The problem - Write out every single entry exactly.

Source data -
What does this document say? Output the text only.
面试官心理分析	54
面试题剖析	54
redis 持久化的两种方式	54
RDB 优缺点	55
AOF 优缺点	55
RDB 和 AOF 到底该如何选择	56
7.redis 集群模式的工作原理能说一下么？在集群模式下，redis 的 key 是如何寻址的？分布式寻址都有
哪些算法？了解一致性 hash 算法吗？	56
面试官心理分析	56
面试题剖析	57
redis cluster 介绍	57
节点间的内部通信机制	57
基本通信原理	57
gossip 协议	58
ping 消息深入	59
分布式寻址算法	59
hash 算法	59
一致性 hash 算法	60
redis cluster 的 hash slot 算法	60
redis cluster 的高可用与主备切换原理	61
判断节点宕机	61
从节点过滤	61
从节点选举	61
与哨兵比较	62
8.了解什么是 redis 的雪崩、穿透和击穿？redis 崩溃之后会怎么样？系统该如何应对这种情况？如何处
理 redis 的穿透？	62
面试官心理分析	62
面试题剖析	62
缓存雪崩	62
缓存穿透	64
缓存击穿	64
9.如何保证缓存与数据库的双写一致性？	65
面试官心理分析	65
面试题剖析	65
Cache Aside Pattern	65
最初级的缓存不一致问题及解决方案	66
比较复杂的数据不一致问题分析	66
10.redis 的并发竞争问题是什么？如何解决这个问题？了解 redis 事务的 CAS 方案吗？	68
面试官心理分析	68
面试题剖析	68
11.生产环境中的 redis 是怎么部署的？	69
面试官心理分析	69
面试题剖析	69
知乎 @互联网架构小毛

Reply -
What does this document say? Output the text only.
面试官心理分析	54
面试题剖析	54
redis 持久化的两种方式	54
RDB 优缺点	55
AOF 优缺点	55
RDB 和 AOF 到底该如何选择	56
7.redis 集群模式的工作原理能说一下么？在集群模式下，redis 的 key 是如何寻址的？分布式寻址都有
哪些算法？了解一致性 hash 算法吗？	56
面试官心理分析	56
面试题剖析	57
redis cluster 介绍	57
节点间的内部通信机制	57
基本通信原理	57
gossip 协议	58
ping 消息深入	59
分布式寻址算法	59
hash 算法	59
一致性 hash 算法	60
redis cluster 的 hash slot 算法	60
redis cluster 的高可用与主备切换原理	61
判断节点宕机	61
从节点过滤	61
从节点选举	61
与哨兵比较	62
8.了解什么是 redis 的雪崩、穿透和击穿？redis 崩溃之后会怎么样？系统该如何应对这种情况？如何处
理 redis 的穿透？	62
面试官心理分析	62
面试题剖析	62
缓存雪崩	62
缓存穿透	64
缓存击穿	64
9.如何保证缓存与数据库的双写一致性？	65
面试官心理分析	65
面试题剖析	65
Cache Aside Pattern	65
最初级的缓存不一致问题及解决方案	66
比较复杂的数据不一致问题分析	66
10.redis 的并发竞争问题是什么？如何解决这个问题？了解 redis 事务的 CAS 方案吗？	68
面试官心理分析	68
面试题剖析	68
11.生产环境中的 redis 是怎么部署的？	69
面试官心理分析	69
面试题剖析	69
知乎 @互联网架构小毛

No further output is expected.